Scan the material for the word "nhắc", and copy each line where it shows up.

*-*-*

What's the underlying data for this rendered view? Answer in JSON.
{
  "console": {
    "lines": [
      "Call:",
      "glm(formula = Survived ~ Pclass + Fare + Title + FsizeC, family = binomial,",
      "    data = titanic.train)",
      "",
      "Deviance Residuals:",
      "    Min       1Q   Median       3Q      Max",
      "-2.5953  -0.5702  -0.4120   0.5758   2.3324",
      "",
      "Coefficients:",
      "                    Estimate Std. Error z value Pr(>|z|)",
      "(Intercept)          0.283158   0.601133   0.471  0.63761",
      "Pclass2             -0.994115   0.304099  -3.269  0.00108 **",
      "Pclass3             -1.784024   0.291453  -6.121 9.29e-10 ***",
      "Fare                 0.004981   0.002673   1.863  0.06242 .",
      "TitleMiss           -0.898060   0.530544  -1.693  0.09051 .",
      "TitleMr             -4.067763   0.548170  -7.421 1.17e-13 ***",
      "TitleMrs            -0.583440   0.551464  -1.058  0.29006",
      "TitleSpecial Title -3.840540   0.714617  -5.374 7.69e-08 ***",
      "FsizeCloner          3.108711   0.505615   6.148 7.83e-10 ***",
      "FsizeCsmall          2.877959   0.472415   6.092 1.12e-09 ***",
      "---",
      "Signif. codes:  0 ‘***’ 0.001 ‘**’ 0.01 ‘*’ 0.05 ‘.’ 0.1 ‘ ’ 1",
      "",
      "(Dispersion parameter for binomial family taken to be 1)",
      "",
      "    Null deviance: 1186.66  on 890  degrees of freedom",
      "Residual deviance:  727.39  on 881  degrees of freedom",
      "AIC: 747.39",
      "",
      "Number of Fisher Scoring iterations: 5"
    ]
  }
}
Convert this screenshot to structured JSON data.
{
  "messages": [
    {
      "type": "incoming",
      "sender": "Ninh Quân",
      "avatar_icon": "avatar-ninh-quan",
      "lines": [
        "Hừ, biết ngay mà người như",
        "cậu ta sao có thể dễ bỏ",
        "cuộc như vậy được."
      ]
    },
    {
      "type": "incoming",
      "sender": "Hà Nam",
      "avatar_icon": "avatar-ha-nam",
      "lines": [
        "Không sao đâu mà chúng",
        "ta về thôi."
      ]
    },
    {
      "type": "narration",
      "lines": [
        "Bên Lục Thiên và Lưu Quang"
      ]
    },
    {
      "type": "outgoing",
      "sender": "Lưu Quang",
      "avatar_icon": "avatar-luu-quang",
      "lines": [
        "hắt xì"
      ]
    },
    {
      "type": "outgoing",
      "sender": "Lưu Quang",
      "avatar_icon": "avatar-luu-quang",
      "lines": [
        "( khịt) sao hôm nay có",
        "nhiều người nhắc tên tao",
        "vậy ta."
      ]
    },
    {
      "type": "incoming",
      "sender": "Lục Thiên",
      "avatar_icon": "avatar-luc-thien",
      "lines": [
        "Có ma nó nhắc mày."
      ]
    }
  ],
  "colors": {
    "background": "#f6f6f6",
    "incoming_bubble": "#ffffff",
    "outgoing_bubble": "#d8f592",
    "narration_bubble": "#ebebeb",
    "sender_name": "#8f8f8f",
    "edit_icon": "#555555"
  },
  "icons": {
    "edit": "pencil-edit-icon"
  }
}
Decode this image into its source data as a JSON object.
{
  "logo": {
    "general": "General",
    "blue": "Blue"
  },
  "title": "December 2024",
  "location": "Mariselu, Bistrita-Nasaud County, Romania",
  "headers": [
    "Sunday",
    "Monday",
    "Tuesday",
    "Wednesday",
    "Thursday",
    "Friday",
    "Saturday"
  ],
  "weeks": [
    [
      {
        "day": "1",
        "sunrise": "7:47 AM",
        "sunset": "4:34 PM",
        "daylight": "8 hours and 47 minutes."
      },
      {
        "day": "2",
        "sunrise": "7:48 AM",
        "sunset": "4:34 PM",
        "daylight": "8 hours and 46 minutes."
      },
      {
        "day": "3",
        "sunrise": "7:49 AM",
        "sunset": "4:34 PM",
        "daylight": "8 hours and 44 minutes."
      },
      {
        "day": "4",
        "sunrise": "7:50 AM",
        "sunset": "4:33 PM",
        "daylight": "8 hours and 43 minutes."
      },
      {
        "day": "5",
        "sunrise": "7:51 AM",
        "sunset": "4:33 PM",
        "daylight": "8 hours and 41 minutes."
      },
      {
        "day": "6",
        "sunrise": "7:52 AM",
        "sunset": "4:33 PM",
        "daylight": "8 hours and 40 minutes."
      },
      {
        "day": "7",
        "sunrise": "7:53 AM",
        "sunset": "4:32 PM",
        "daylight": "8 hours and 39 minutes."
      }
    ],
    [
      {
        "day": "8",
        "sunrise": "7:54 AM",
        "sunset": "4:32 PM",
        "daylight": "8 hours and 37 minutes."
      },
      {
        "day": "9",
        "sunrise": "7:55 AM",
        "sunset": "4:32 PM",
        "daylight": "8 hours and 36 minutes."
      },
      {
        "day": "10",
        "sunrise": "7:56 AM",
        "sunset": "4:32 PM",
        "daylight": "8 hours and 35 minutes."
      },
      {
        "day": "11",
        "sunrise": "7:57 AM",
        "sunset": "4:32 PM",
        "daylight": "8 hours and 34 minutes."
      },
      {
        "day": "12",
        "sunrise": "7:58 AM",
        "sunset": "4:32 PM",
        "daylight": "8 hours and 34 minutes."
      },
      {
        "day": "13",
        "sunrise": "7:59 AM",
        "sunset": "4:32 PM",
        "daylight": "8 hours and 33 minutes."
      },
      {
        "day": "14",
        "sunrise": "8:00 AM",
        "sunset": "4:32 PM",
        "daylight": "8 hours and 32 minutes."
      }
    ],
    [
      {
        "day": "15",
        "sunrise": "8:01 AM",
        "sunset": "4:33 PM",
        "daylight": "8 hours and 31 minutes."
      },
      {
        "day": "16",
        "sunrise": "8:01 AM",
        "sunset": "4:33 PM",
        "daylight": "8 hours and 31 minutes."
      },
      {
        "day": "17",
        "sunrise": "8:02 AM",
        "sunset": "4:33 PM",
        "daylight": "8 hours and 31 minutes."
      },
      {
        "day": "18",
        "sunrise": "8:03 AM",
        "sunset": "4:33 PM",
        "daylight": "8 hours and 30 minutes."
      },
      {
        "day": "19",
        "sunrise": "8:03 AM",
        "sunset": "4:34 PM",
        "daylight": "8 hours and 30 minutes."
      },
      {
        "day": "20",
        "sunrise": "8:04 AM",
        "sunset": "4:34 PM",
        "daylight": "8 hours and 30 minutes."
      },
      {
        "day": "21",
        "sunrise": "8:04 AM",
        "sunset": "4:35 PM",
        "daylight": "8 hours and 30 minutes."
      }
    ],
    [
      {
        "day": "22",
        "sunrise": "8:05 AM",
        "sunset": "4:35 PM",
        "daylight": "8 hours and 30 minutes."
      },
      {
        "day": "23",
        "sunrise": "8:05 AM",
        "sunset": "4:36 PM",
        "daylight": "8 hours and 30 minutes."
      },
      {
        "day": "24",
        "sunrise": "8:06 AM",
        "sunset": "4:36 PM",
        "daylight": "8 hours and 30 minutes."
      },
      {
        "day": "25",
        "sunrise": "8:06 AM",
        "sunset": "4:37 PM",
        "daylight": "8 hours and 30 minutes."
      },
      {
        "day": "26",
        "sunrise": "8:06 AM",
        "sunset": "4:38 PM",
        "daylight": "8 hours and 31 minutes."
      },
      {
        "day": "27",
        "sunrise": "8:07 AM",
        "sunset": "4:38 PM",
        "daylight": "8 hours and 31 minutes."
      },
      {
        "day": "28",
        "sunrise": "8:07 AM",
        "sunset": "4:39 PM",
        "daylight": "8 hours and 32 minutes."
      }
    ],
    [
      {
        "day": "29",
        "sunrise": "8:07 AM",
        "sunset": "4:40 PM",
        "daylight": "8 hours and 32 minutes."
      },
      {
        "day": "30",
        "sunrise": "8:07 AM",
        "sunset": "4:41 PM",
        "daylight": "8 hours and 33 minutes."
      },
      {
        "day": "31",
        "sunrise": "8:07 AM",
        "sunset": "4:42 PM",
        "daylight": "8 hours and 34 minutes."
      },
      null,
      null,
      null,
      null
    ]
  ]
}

*-*-*

Response to the task =>
        "nhiều người nhắc tên tao",
        "Có ma nó nhắc mày."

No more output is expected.